Supplied passage »

● ● ●

Arbitration Blues: Stormy Daniels v. Donald Trump
The dispute between porn star Stormy Daniels and Donald Trump continues to dominate the news cycle. Ironically, the nondisclosure agreement (NDA) purportedly entered into between them was designed to avoid any publicity about their alleged affair that happened more than ten years ago. Among other things, the NDA contains a one-sided arbitration clause (NDA Sec.5.2) and Daniels is waging a determined battle to have the NDA, including its arbitration provision, declared invalid. Daniels’ attorney, Michael Avenatti, filed a Complaint in Los Angeles County Superior Court (cause No. BC 696568) seeking that relief. Mr. Trump’s attorneys have recently removed the case to U.S. District Court, at least for the time being. A public trial rather than private arbitration would be a more favorable forum for Daniels, especially if the trial were to be a jury trial for the reasons below.
Arbitration has been the subject of much criticism from the legal profession in recent years. Commercial arbitration is private and binding with no opportunity for appeal. Courts have also been historically reluctant to set aside arbitration awards except under rare and egregious circumstances. Further, arbitration has often been criticized for being as expensive and as inefficient as the civil trial process. Last, the true impartiality of some arbitrators has been questioned in cases where one party is a frequent user of the arbitrator or arbitration service provider. None of the above critiques is reassuring to individuals who seldom litigate. Here, Donald Trump is a notorious serial litigator.
Ms. Daniels’ Complaint seeks to have the NDA held invalid primarily because Donald Trump never signed it. His attorney, Michael Cohen, signed the NDA only on behalf of a limited liability Delaware corporation (“Essential Consultants, LLC”) that was formed only to facilitate execution of the NDA. Additionally, Trump also failed to sign the side letter that was an exhibit to the NDA and which purported to reveal the true identities behind the aliases used in the NDA. These omissions may or may not be sufficient to invalidate the NDA. Ms. Daniels’ acceptance of $130,00.00 for her silence is no doubt an obstacle for her cause.
The arbitration clause in this NDA is especially one-sided in Trump’s favor. It grants very broad jurisdictional authority to the arbitrator and allows Trump to select the arbitration forum as well as the arbitration’s procedural rules. The arbitrator may grant injunctive relief to stop any pre-arbitration hearing disclosure of information identified in the NDA, an action that the arbitrator has already taken. Ominously, the arbitrator is also authorized to enforce the draconian liquidated damages provision of NDA Sec.5.1.2 that specifies a $one-million-dollar penalty for each NDA violation. The arbitrator must also award attorney’s fees and costs to the prevailing party. These expenses alone are likely to run into hundreds of thousands of dollars. The above so strongly favors Mr. Trump that one wonders what Ms. Daniels’ initial attorney was thinking.

● ● ●

Record set »
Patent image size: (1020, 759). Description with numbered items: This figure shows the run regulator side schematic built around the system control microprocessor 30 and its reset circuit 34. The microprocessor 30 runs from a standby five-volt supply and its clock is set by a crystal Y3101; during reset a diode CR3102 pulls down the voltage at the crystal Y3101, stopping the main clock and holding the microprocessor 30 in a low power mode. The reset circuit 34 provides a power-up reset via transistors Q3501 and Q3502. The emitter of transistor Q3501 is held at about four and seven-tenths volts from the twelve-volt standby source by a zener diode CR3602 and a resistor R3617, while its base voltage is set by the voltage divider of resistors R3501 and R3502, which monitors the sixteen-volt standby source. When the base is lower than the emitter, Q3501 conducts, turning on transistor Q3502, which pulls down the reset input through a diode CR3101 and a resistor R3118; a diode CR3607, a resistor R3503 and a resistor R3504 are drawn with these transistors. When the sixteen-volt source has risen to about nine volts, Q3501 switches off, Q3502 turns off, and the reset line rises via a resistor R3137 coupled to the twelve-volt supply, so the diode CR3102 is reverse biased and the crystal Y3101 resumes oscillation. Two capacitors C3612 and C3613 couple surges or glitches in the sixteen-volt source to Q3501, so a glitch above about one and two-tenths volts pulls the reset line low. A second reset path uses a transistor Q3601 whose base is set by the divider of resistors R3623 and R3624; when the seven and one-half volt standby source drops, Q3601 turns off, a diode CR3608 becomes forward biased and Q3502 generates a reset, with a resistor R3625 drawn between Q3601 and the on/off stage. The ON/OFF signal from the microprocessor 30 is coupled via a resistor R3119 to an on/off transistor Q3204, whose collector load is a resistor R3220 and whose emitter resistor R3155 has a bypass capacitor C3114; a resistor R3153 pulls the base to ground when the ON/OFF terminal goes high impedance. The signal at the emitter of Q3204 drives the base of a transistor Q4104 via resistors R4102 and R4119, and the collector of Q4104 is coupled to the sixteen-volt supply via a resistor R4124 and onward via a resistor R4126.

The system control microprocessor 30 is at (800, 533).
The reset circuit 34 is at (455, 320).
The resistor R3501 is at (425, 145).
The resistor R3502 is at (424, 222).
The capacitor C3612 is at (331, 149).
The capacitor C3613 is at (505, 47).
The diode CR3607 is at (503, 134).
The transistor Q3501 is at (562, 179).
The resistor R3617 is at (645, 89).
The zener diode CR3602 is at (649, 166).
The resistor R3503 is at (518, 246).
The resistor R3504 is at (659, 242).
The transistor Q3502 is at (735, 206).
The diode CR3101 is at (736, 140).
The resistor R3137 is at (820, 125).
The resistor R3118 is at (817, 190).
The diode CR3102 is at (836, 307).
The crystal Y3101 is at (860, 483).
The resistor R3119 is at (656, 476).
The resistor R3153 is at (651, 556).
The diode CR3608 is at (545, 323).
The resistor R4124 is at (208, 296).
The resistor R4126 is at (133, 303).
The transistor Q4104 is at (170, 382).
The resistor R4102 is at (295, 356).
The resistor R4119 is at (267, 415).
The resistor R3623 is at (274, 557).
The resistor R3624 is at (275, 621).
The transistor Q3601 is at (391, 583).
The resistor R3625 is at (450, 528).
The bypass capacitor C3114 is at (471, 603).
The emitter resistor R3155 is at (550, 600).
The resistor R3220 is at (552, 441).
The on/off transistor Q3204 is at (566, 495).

● ● ●

Instruction 1 » List every critique of arbitration that the article on the Stormy Daniels and Donald Trump dispute gives.
Instruction 2 » Carry on the article about the Daniels–Trump arbitration dispute, picking up right after its final sentence.

Final result 1 »
- Commercial arbitration is private and binding, with no opportunity for appeal.
- Courts have historically been reluctant to set aside arbitration awards except under rare and egregious circumstances.
- Arbitration is often as expensive and as inefficient as the civil trial process.
- The true impartiality of some arbitrators has been questioned when one party frequently uses the arbitrator or arbitration service provider.

Final result 2 »
In addition, in this arbitration, a single person, the arbitrator, would decide every issue of fact and law all behind closed doors. There would be no jury or public scrutiny of the arbitrator’s conduct of the arbitration proceeding. Although Trump was not President of the United States when the conduct triggering the NDA allegedly occurred, he is President now. The actual and perceived power of his status is likely to affect the arbitrator’s decisions whether consciously or unconsciously. None of the above can possibly be of advantage to Ms. Daniels.
At present, it would seem that the next procedural decision will be made by a U.S. District Judge in California. This court should decide whether the case will proceed in arbitration, or, instead, in a public trial. It is also likely that whichever party is the loser of this issue will appeal to the 9th Circuit Court of Appeals. Of course, the already massive publicity surrounding this imbroglio will likely continue. To whom will this benefit most? Certainly not Trump.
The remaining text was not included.